## Objective
Using the listing below, copy every line that mentions "height".

## Records supplied

________

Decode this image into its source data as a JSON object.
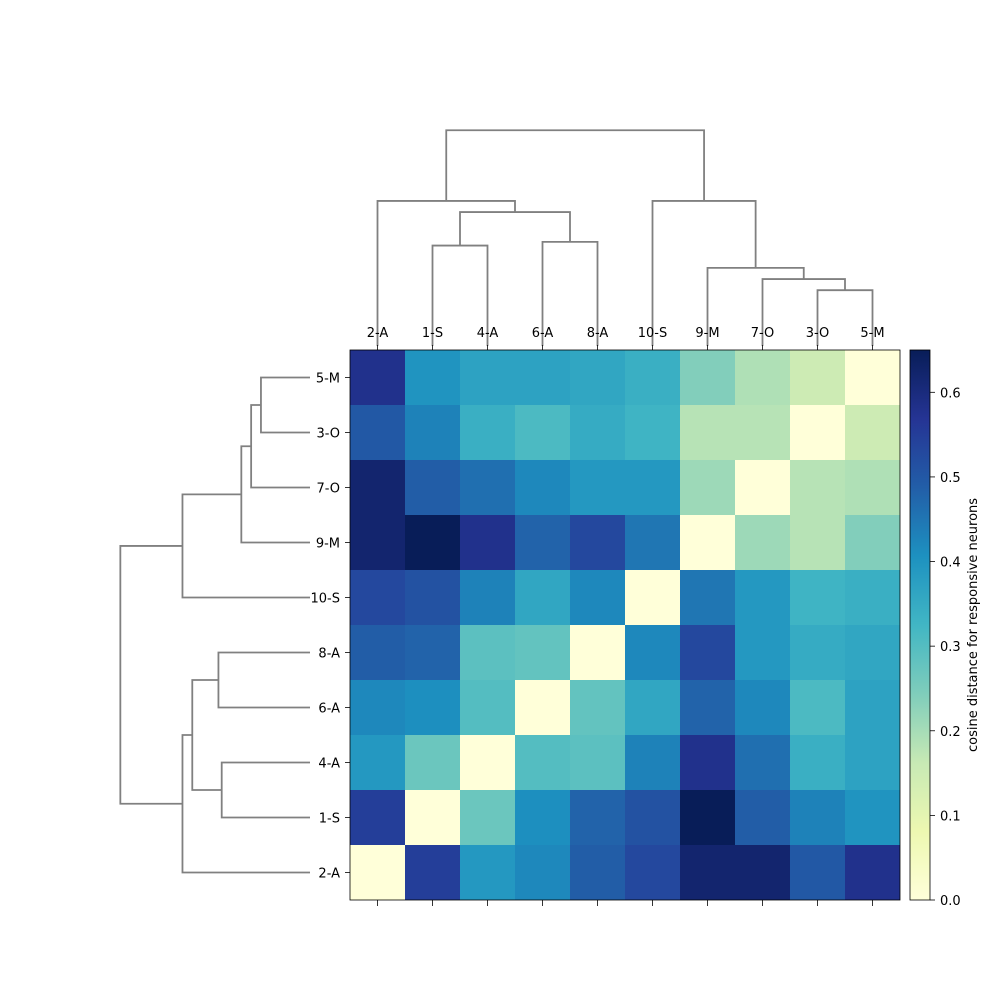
{
  "chart_data": {
    "type": "heatmap",
    "subtype": "clustermap",
    "title": "",
    "labels": [
      "2-A",
      "1-S",
      "4-A",
      "6-A",
      "8-A",
      "10-S",
      "9-M",
      "7-O",
      "3-O",
      "5-M"
    ],
    "column_order": [
      "2-A",
      "1-S",
      "4-A",
      "6-A",
      "8-A",
      "10-S",
      "9-M",
      "7-O",
      "3-O",
      "5-M"
    ],
    "row_order_top_to_bottom": [
      "5-M",
      "3-O",
      "7-O",
      "9-M",
      "10-S",
      "8-A",
      "6-A",
      "4-A",
      "1-S",
      "2-A"
    ],
    "matrix_label_order": [
      "2-A",
      "1-S",
      "4-A",
      "6-A",
      "8-A",
      "10-S",
      "9-M",
      "7-O",
      "3-O",
      "5-M"
    ],
    "matrix": [
      [
        0.0,
        0.55,
        0.39,
        0.42,
        0.49,
        0.53,
        0.62,
        0.62,
        0.5,
        0.58
      ],
      [
        0.55,
        0.0,
        0.27,
        0.41,
        0.48,
        0.51,
        0.65,
        0.49,
        0.43,
        0.4
      ],
      [
        0.39,
        0.27,
        0.0,
        0.3,
        0.29,
        0.43,
        0.58,
        0.46,
        0.34,
        0.37
      ],
      [
        0.42,
        0.41,
        0.3,
        0.0,
        0.28,
        0.36,
        0.48,
        0.42,
        0.31,
        0.37
      ],
      [
        0.49,
        0.48,
        0.29,
        0.28,
        0.0,
        0.42,
        0.53,
        0.39,
        0.35,
        0.36
      ],
      [
        0.53,
        0.51,
        0.43,
        0.36,
        0.42,
        0.0,
        0.45,
        0.39,
        0.33,
        0.34
      ],
      [
        0.62,
        0.65,
        0.58,
        0.48,
        0.53,
        0.45,
        0.0,
        0.21,
        0.18,
        0.24
      ],
      [
        0.62,
        0.49,
        0.46,
        0.42,
        0.39,
        0.39,
        0.21,
        0.0,
        0.18,
        0.19
      ],
      [
        0.5,
        0.43,
        0.34,
        0.31,
        0.35,
        0.33,
        0.18,
        0.18,
        0.0,
        0.15
      ],
      [
        0.58,
        0.4,
        0.37,
        0.37,
        0.36,
        0.34,
        0.24,
        0.19,
        0.15,
        0.0
      ]
    ],
    "colorbar": {
      "label": "cosine distance for responsive neurons",
      "min": 0,
      "max": 0.65,
      "ticks": [
        "0.0",
        "0.1",
        "0.2",
        "0.3",
        "0.4",
        "0.5",
        "0.6"
      ],
      "colormap": "YlGnBu",
      "stops": [
        "#ffffd9",
        "#edf8b1",
        "#c7e9b4",
        "#7fcdbb",
        "#41b6c4",
        "#1d91c0",
        "#225ea8",
        "#253494",
        "#081d58"
      ]
    },
    "dendrogram": {
      "color": "#808080",
      "linkage": [
        {
          "left": "3-O",
          "right": "5-M",
          "height": 0.15
        },
        {
          "left": "7-O",
          "right": [
            "3-O",
            "5-M"
          ],
          "height": 0.18
        },
        {
          "left": "9-M",
          "right": [
            "7-O",
            "3-O",
            "5-M"
          ],
          "height": 0.21
        },
        {
          "left": "10-S",
          "right": [
            "9-M",
            "7-O",
            "3-O",
            "5-M"
          ],
          "height": 0.39
        },
        {
          "left": "1-S",
          "right": "4-A",
          "height": 0.27
        },
        {
          "left": "6-A",
          "right": "8-A",
          "height": 0.28
        },
        {
          "left": [
            "1-S",
            "4-A"
          ],
          "right": [
            "6-A",
            "8-A"
          ],
          "height": 0.36
        },
        {
          "left": "2-A",
          "right": [
            "1-S",
            "4-A",
            "6-A",
            "8-A"
          ],
          "height": 0.39
        },
        {
          "left": [
            "2-A",
            "1-S",
            "4-A",
            "6-A",
            "8-A"
          ],
          "right": [
            "10-S",
            "9-M",
            "7-O",
            "3-O",
            "5-M"
          ],
          "height": 0.58
        }
      ]
    }
  }
}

________

## Solution to the exercise
          "height": 0.15
          "height": 0.18
          "height": 0.21
          "height": 0.39
          "height": 0.27
          "height": 0.28
          "height": 0.36
          "height": 0.39
          "height": 0.58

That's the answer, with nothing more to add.